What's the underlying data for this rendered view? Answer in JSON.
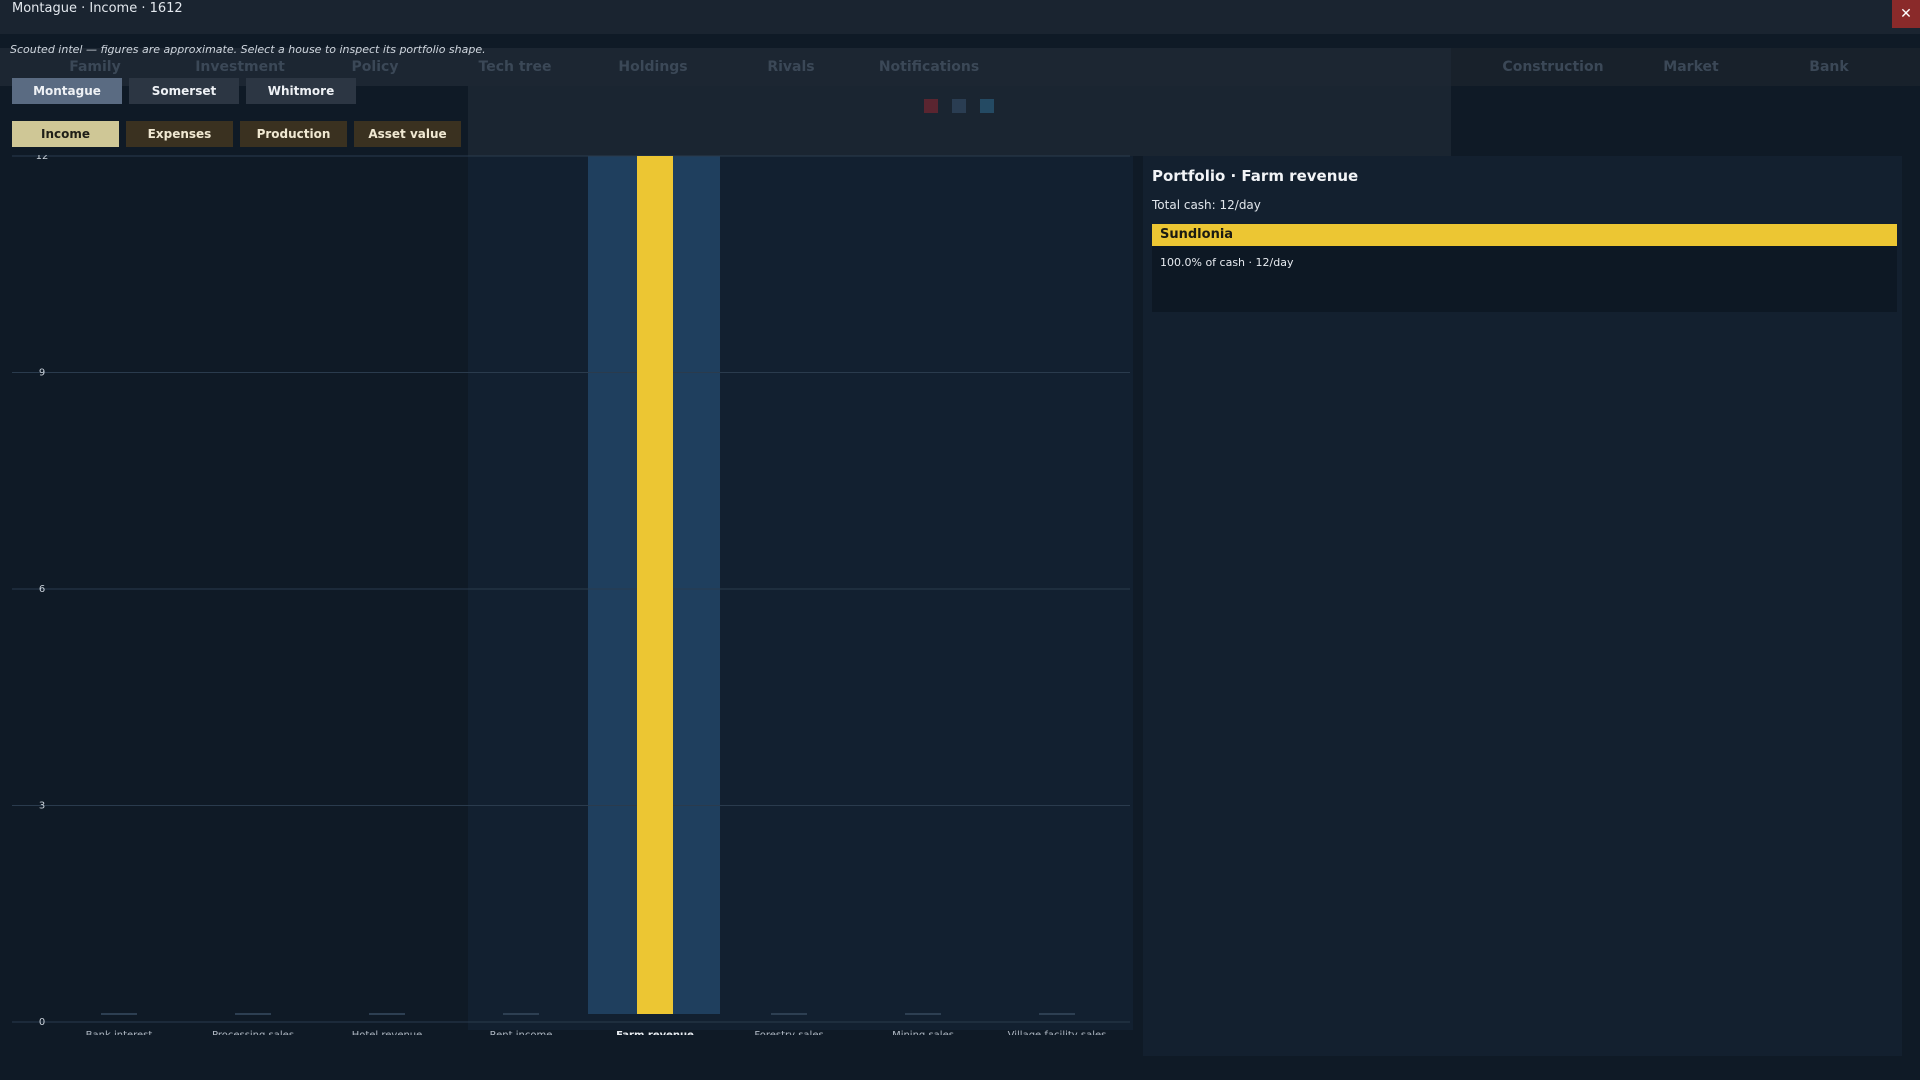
{
  "window": {
    "title": "Montague · Income · 1612",
    "close_label": "✕"
  },
  "background_tabs": [
    "Family",
    "Investment",
    "Policy",
    "Tech tree",
    "Holdings",
    "Rivals",
    "Notifications",
    "Construction",
    "Market",
    "Bank"
  ],
  "intel_note": "Scouted intel — figures are approximate. Select a house to inspect its portfolio shape.",
  "houses": [
    {
      "label": "Montague",
      "active": true
    },
    {
      "label": "Somerset",
      "active": false
    },
    {
      "label": "Whitmore",
      "active": false
    }
  ],
  "metrics": [
    {
      "label": "Income",
      "active": true
    },
    {
      "label": "Expenses",
      "active": false
    },
    {
      "label": "Production",
      "active": false
    },
    {
      "label": "Asset value",
      "active": false
    }
  ],
  "chart_data": {
    "type": "bar",
    "categories": [
      "Bank interest",
      "Processing sales",
      "Hotel revenue",
      "Rent income",
      "Farm revenue",
      "Forestry sales",
      "Mining sales",
      "Village facility sales"
    ],
    "values": [
      0,
      0,
      0,
      0,
      12,
      0,
      0,
      0
    ],
    "selected_category": "Farm revenue",
    "ylim": [
      0,
      12
    ],
    "yticks": [
      0,
      3,
      6,
      9,
      12
    ],
    "grid": true,
    "colors": {
      "bar": "#ecc633",
      "selected_highlight": "#1f3f5e",
      "grid": "#2a3b4d",
      "tick_text": "#c9d1da",
      "label_text": "#aeb7c2",
      "selected_label_text": "#e8ecf1"
    }
  },
  "portfolio": {
    "title": "Portfolio · Farm revenue",
    "total": "Total cash: 12/day",
    "entries": [
      {
        "name": "Sundlonia",
        "detail": "100.0% of cash · 12/day"
      }
    ]
  }
}
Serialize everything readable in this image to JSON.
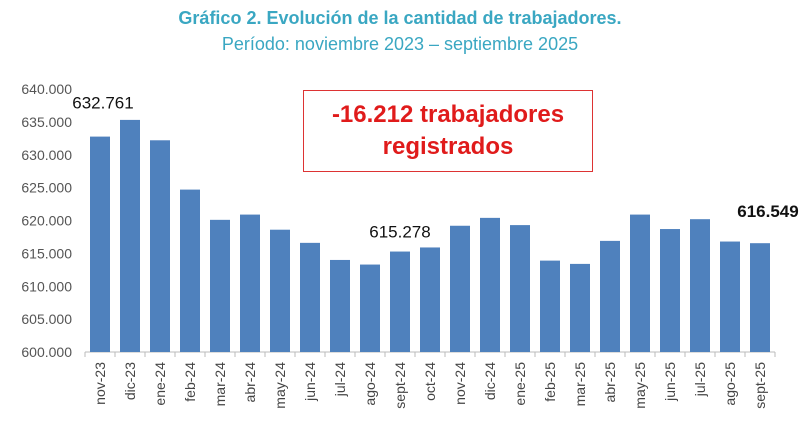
{
  "chart_data": {
    "type": "bar",
    "title": "Gráfico 2. Evolución de la cantidad de trabajadores.",
    "subtitle": "Período: noviembre 2023 – septiembre 2025",
    "categories": [
      "nov-23",
      "dic-23",
      "ene-24",
      "feb-24",
      "mar-24",
      "abr-24",
      "may-24",
      "jun-24",
      "jul-24",
      "ago-24",
      "sept-24",
      "oct-24",
      "nov-24",
      "dic-24",
      "ene-25",
      "feb-25",
      "mar-25",
      "abr-25",
      "may-25",
      "jun-25",
      "jul-25",
      "ago-25",
      "sept-25"
    ],
    "values": [
      632761,
      635300,
      632200,
      624700,
      620100,
      620900,
      618600,
      616600,
      614000,
      613300,
      615278,
      615900,
      619200,
      620400,
      619300,
      613900,
      613400,
      616900,
      620900,
      618700,
      620200,
      616800,
      616549
    ],
    "data_labels": [
      {
        "category": "nov-23",
        "text": "632.761",
        "bold": false
      },
      {
        "category": "sept-24",
        "text": "615.278",
        "bold": false
      },
      {
        "category": "sept-25",
        "text": "616.549",
        "bold": true
      }
    ],
    "yticks": [
      "600.000",
      "605.000",
      "610.000",
      "615.000",
      "620.000",
      "625.000",
      "630.000",
      "635.000",
      "640.000"
    ],
    "ylim": [
      600000,
      640000
    ],
    "xlabel": "",
    "ylabel": "",
    "grid": false,
    "bar_color": "#4f81bd",
    "annotation": {
      "line1": "-16.212 trabajadores",
      "line2": "registrados",
      "color": "#e01b1b"
    }
  }
}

----

• [Requirement]:
Lines that include the word "revenue" are to be extracted from the data above.

• [Solution]:
      "Hotel revenue",
      "Farm revenue",
    "selected_category": "Farm revenue",
    "title": "Portfolio · Farm revenue",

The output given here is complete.